Your task is to extract every line from the material below exactly.
+++ Exercise materials
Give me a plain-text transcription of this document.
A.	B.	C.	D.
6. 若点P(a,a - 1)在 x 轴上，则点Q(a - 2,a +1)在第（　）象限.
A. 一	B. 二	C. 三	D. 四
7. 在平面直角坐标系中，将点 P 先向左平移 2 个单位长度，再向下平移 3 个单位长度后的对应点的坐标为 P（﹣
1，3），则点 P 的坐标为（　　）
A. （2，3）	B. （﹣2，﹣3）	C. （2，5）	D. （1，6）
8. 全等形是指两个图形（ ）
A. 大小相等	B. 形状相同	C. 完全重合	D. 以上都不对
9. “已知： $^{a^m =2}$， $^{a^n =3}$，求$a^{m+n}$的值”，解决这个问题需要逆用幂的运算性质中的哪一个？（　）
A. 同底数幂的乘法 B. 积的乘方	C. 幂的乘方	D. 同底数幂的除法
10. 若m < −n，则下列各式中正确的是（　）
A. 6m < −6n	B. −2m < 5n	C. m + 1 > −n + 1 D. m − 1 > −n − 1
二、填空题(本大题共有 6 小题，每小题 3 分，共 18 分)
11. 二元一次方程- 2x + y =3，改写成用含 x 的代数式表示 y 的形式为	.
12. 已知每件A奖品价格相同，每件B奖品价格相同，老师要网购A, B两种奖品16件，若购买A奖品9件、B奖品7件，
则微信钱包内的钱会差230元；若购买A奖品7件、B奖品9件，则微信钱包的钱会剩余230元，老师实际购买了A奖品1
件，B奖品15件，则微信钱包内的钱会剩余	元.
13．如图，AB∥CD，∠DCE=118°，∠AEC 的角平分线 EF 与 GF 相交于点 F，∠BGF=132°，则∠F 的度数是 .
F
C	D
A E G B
++++++
Reply to the task>
Give me a plain-text transcription of this document.
A.	B.	C.	D.
6. 若点P(a,a - 1)在 x 轴上，则点Q(a - 2,a +1)在第（　）象限.
A. 一	B. 二	C. 三	D. 四
7. 在平面直角坐标系中，将点 P 先向左平移 2 个单位长度，再向下平移 3 个单位长度后的对应点的坐标为 P（﹣
1，3），则点 P 的坐标为（　　）
A. （2，3）	B. （﹣2，﹣3）	C. （2，5）	D. （1，6）
8. 全等形是指两个图形（ ）
A. 大小相等	B. 形状相同	C. 完全重合	D. 以上都不对
9. “已知： $^{a^m =2}$， $^{a^n =3}$，求$a^{m+n}$的值”，解决这个问题需要逆用幂的运算性质中的哪一个？（　）
A. 同底数幂的乘法 B. 积的乘方	C. 幂的乘方	D. 同底数幂的除法
10. 若m < −n，则下列各式中正确的是（　）
A. 6m < −6n	B. −2m < 5n	C. m + 1 > −n + 1 D. m − 1 > −n − 1
二、填空题(本大题共有 6 小题，每小题 3 分，共 18 分)
11. 二元一次方程- 2x + y =3，改写成用含 x 的代数式表示 y 的形式为	.
12. 已知每件A奖品价格相同，每件B奖品价格相同，老师要网购A, B两种奖品16件，若购买A奖品9件、B奖品7件，
则微信钱包内的钱会差230元；若购买A奖品7件、B奖品9件，则微信钱包的钱会剩余230元，老师实际购买了A奖品1
件，B奖品15件，则微信钱包内的钱会剩余	元.
13．如图，AB∥CD，∠DCE=118°，∠AEC 的角平分线 EF 与 GF 相交于点 F，∠BGF=132°，则∠F 的度数是 .
F
C	D
A E G B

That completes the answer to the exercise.